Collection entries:
______

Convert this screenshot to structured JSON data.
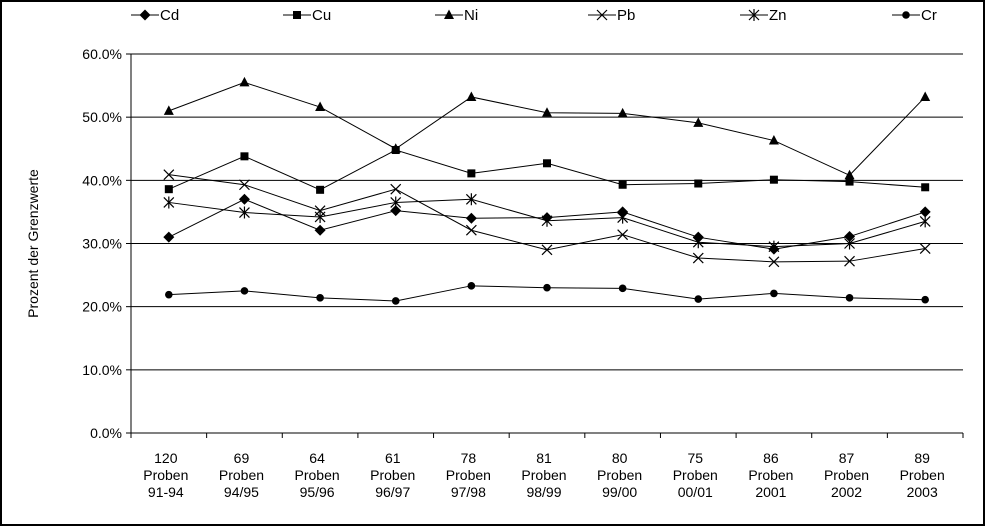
{
  "chart_data": {
    "type": "line",
    "title": "",
    "xlabel": "",
    "ylabel": "Prozent der Grenzwerte",
    "ylim": [
      0,
      0.6
    ],
    "yticks": [
      "0.0%",
      "10.0%",
      "20.0%",
      "30.0%",
      "40.0%",
      "50.0%",
      "60.0%"
    ],
    "grid": "horizontal",
    "legend_position": "top",
    "categories": [
      [
        "120",
        "Proben",
        "91-94"
      ],
      [
        "69",
        "Proben",
        "94/95"
      ],
      [
        "64",
        "Proben",
        "95/96"
      ],
      [
        "61",
        "Proben",
        "96/97"
      ],
      [
        "78",
        "Proben",
        "97/98"
      ],
      [
        "81",
        "Proben",
        "98/99"
      ],
      [
        "80",
        "Proben",
        "99/00"
      ],
      [
        "75",
        "Proben",
        "00/01"
      ],
      [
        "86",
        "Proben",
        "2001"
      ],
      [
        "87",
        "Proben",
        "2002"
      ],
      [
        "89",
        "Proben",
        "2003"
      ]
    ],
    "series": [
      {
        "name": "Cd",
        "marker": "diamond",
        "values": [
          0.31,
          0.37,
          0.321,
          0.352,
          0.34,
          0.341,
          0.35,
          0.31,
          0.291,
          0.311,
          0.35
        ]
      },
      {
        "name": "Cu",
        "marker": "square",
        "values": [
          0.386,
          0.438,
          0.385,
          0.448,
          0.411,
          0.427,
          0.393,
          0.395,
          0.401,
          0.398,
          0.389
        ]
      },
      {
        "name": "Ni",
        "marker": "triangle",
        "values": [
          0.51,
          0.555,
          0.516,
          0.45,
          0.532,
          0.507,
          0.506,
          0.491,
          0.463,
          0.408,
          0.532
        ]
      },
      {
        "name": "Pb",
        "marker": "x",
        "values": [
          0.409,
          0.393,
          0.352,
          0.386,
          0.321,
          0.29,
          0.314,
          0.277,
          0.271,
          0.272,
          0.292
        ]
      },
      {
        "name": "Zn",
        "marker": "star",
        "values": [
          0.365,
          0.349,
          0.342,
          0.365,
          0.37,
          0.336,
          0.341,
          0.302,
          0.295,
          0.3,
          0.335
        ]
      },
      {
        "name": "Cr",
        "marker": "circle",
        "values": [
          0.219,
          0.225,
          0.214,
          0.209,
          0.233,
          0.23,
          0.229,
          0.212,
          0.221,
          0.214,
          0.211
        ]
      }
    ]
  }
}
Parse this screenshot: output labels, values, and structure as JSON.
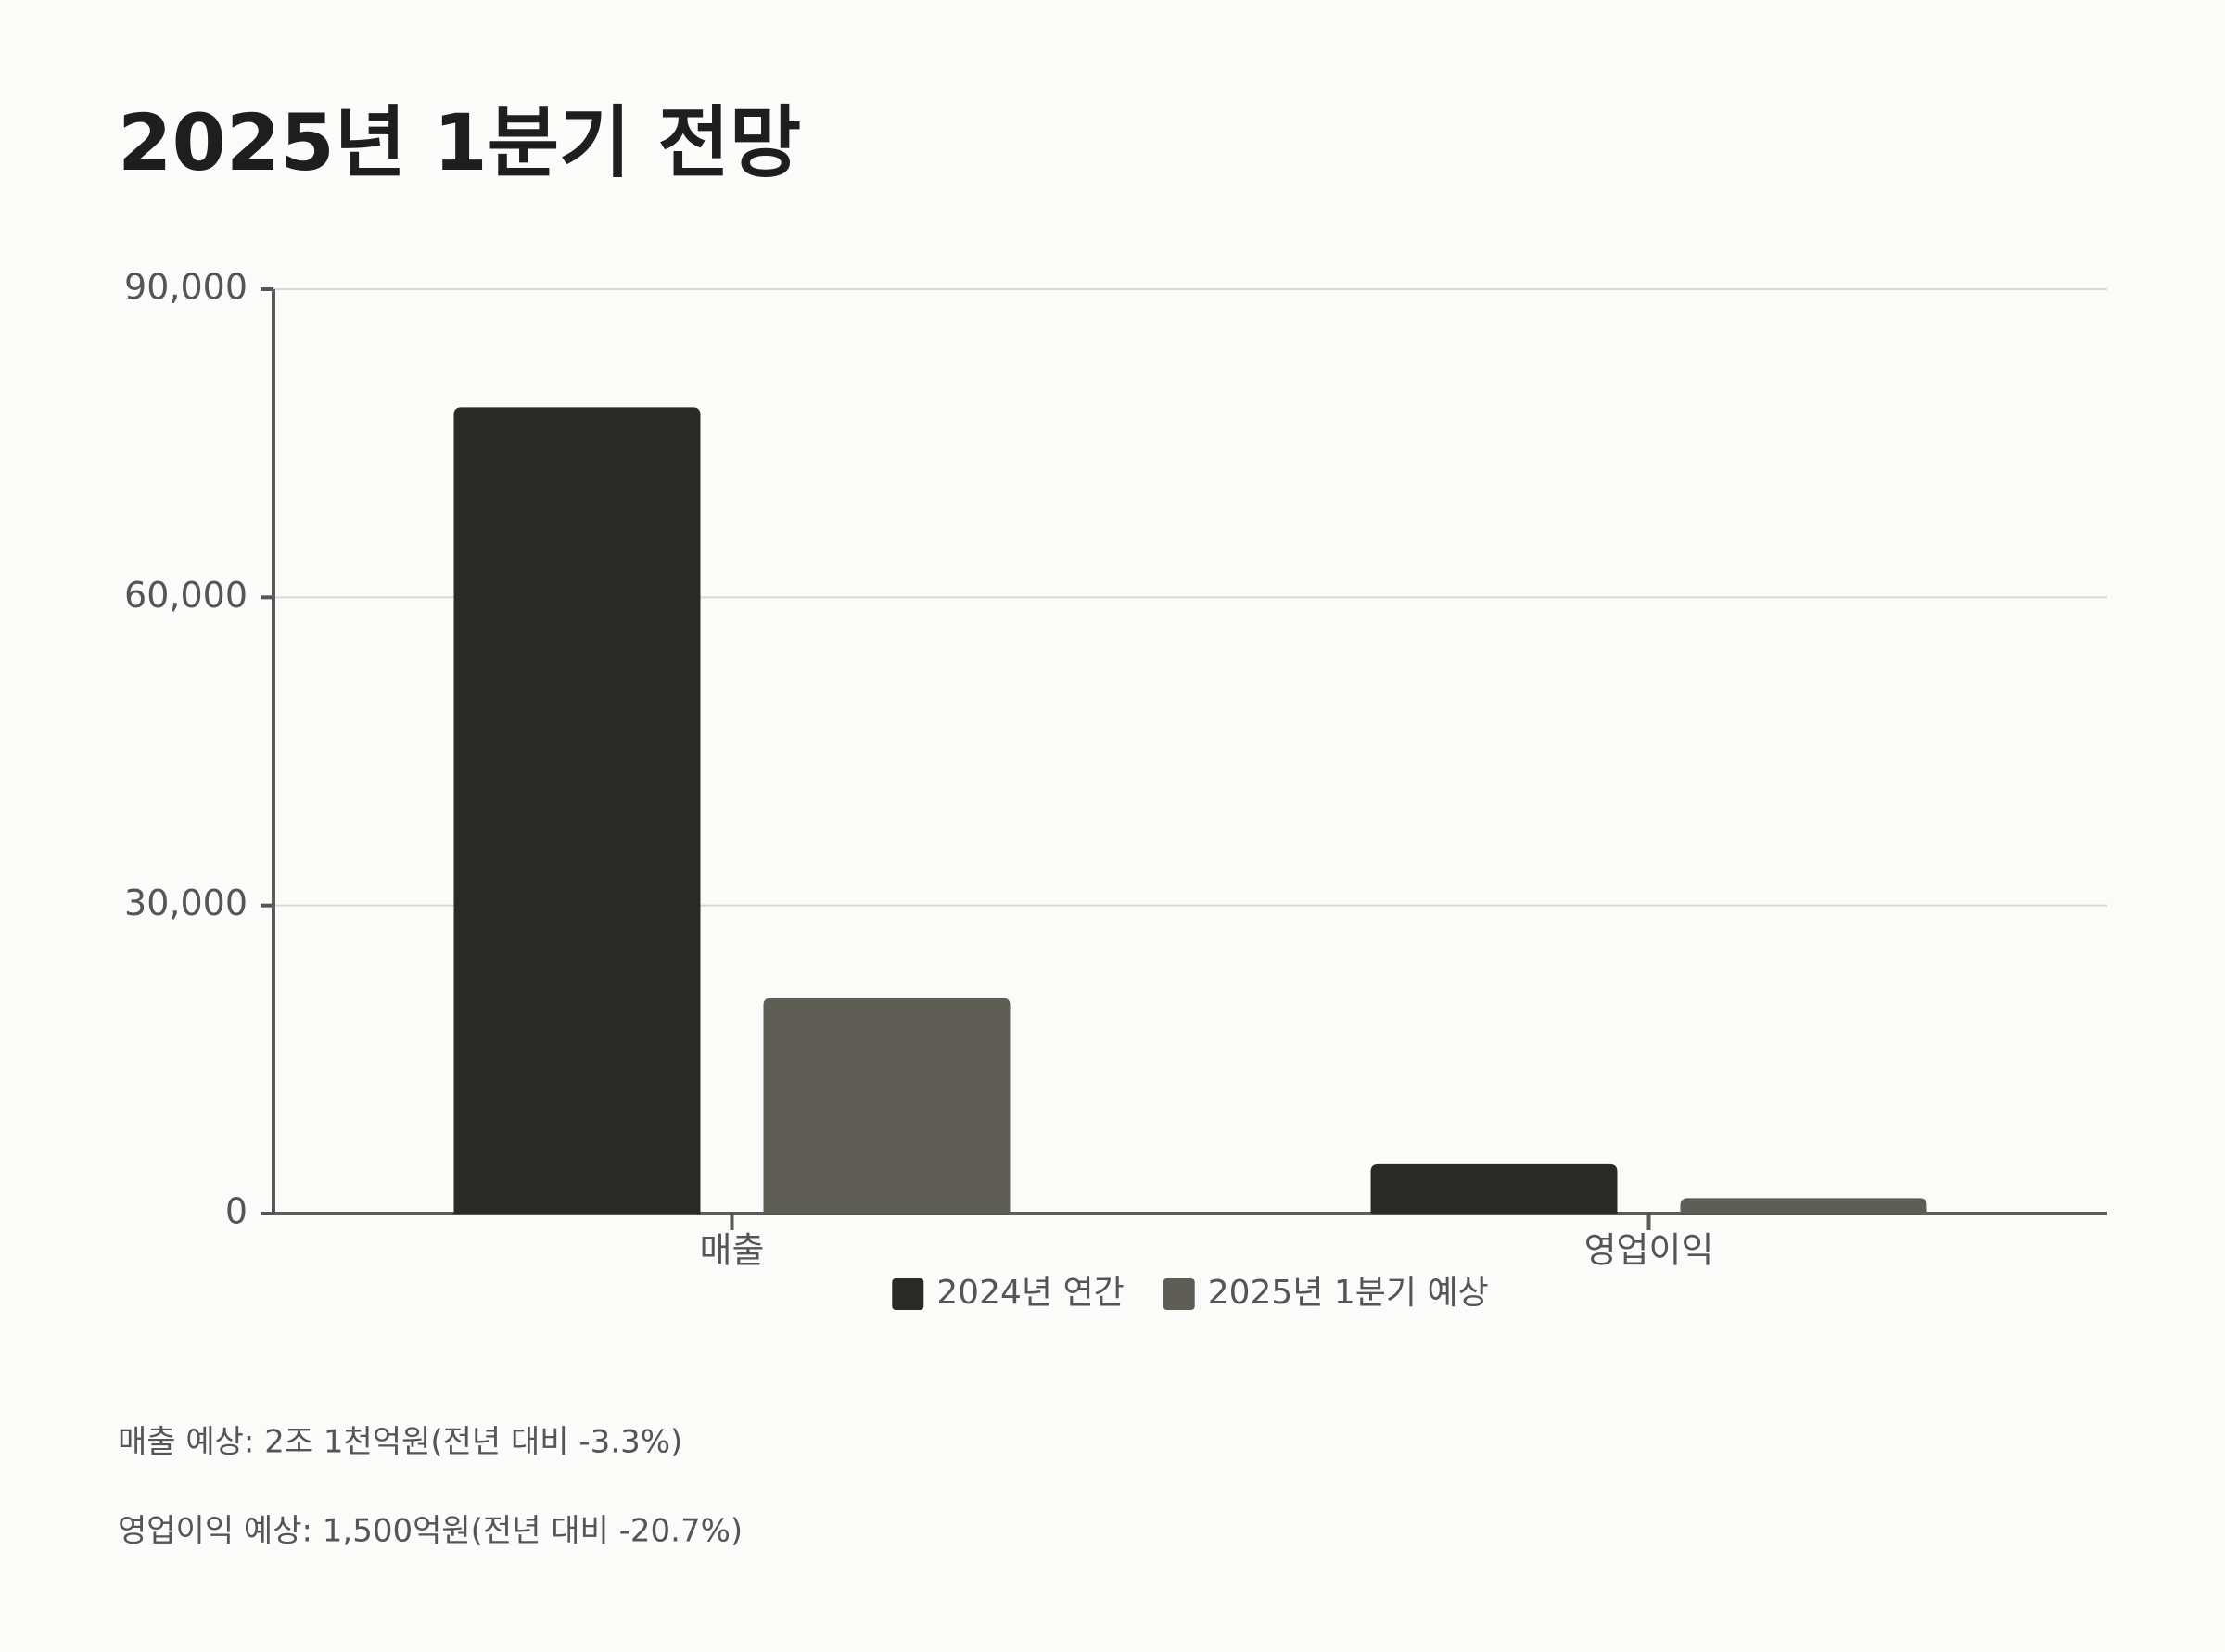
{
  "chart_data": {
    "type": "bar",
    "title": "2025년 1분기 전망",
    "categories": [
      "매출",
      "영업이익"
    ],
    "series": [
      {
        "name": "2024년 연간",
        "color": "#292a25",
        "values": [
          78500,
          4800
        ]
      },
      {
        "name": "2025년 1분기 예상",
        "color": "#5e5e56",
        "values": [
          21000,
          1500
        ]
      }
    ],
    "ylim": [
      0,
      90000
    ],
    "yticks": [
      0,
      {
        "value": 30000,
        "label": "30,000"
      },
      {
        "value": 60000,
        "label": "60,000"
      },
      {
        "value": 90000,
        "label": "90,000"
      }
    ],
    "grid": true,
    "legend": "bottom",
    "annotations": [
      "매출 예상: 2조 1천억원(전년 대비 -3.3%)",
      "영업이익 예상: 1,500억원(전년 대비 -20.7%)"
    ]
  }
}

______

## Task directions:
Would you mind returning each entry above word for word, skipping the images?

## The completed task:
Convert this screenshot to structured JSON data.
{
  "chart_data": {
    "type": "line",
    "title": "",
    "xlabel": "",
    "ylabel": "Prozent der Grenzwerte",
    "ylim": [
      0,
      0.6
    ],
    "yticks": [
      "0.0%",
      "10.0%",
      "20.0%",
      "30.0%",
      "40.0%",
      "50.0%",
      "60.0%"
    ],
    "grid": "horizontal",
    "legend_position": "top",
    "categories": [
      [
        "120",
        "Proben",
        "91-94"
      ],
      [
        "69",
        "Proben",
        "94/95"
      ],
      [
        "64",
        "Proben",
        "95/96"
      ],
      [
        "61",
        "Proben",
        "96/97"
      ],
      [
        "78",
        "Proben",
        "97/98"
      ],
      [
        "81",
        "Proben",
        "98/99"
      ],
      [
        "80",
        "Proben",
        "99/00"
      ],
      [
        "75",
        "Proben",
        "00/01"
      ],
      [
        "86",
        "Proben",
        "2001"
      ],
      [
        "87",
        "Proben",
        "2002"
      ],
      [
        "89",
        "Proben",
        "2003"
      ]
    ],
    "series": [
      {
        "name": "Cd",
        "marker": "diamond",
        "values": [
          0.31,
          0.37,
          0.321,
          0.352,
          0.34,
          0.341,
          0.35,
          0.31,
          0.291,
          0.311,
          0.35
        ]
      },
      {
        "name": "Cu",
        "marker": "square",
        "values": [
          0.386,
          0.438,
          0.385,
          0.448,
          0.411,
          0.427,
          0.393,
          0.395,
          0.401,
          0.398,
          0.389
        ]
      },
      {
        "name": "Ni",
        "marker": "triangle",
        "values": [
          0.51,
          0.555,
          0.516,
          0.45,
          0.532,
          0.507,
          0.506,
          0.491,
          0.463,
          0.408,
          0.532
        ]
      },
      {
        "name": "Pb",
        "marker": "x",
        "values": [
          0.409,
          0.393,
          0.352,
          0.386,
          0.321,
          0.29,
          0.314,
          0.277,
          0.271,
          0.272,
          0.292
        ]
      },
      {
        "name": "Zn",
        "marker": "star",
        "values": [
          0.365,
          0.349,
          0.342,
          0.365,
          0.37,
          0.336,
          0.341,
          0.302,
          0.295,
          0.3,
          0.335
        ]
      },
      {
        "name": "Cr",
        "marker": "circle",
        "values": [
          0.219,
          0.225,
          0.214,
          0.209,
          0.233,
          0.23,
          0.229,
          0.212,
          0.221,
          0.214,
          0.211
        ]
      }
    ]
  }
}
Parse this screenshot: output labels, values, and structure as JSON.
{
  "chart_data": {
    "type": "bar",
    "title": "2025년 1분기 전망",
    "categories": [
      "매출",
      "영업이익"
    ],
    "series": [
      {
        "name": "2024년 연간",
        "color": "#292a25",
        "values": [
          78500,
          4800
        ]
      },
      {
        "name": "2025년 1분기 예상",
        "color": "#5e5e56",
        "values": [
          21000,
          1500
        ]
      }
    ],
    "ylim": [
      0,
      90000
    ],
    "yticks": [
      0,
      {
        "value": 30000,
        "label": "30,000"
      },
      {
        "value": 60000,
        "label": "60,000"
      },
      {
        "value": 90000,
        "label": "90,000"
      }
    ],
    "grid": true,
    "legend": "bottom",
    "annotations": [
      "매출 예상: 2조 1천억원(전년 대비 -3.3%)",
      "영업이익 예상: 1,500억원(전년 대비 -20.7%)"
    ]
  }
}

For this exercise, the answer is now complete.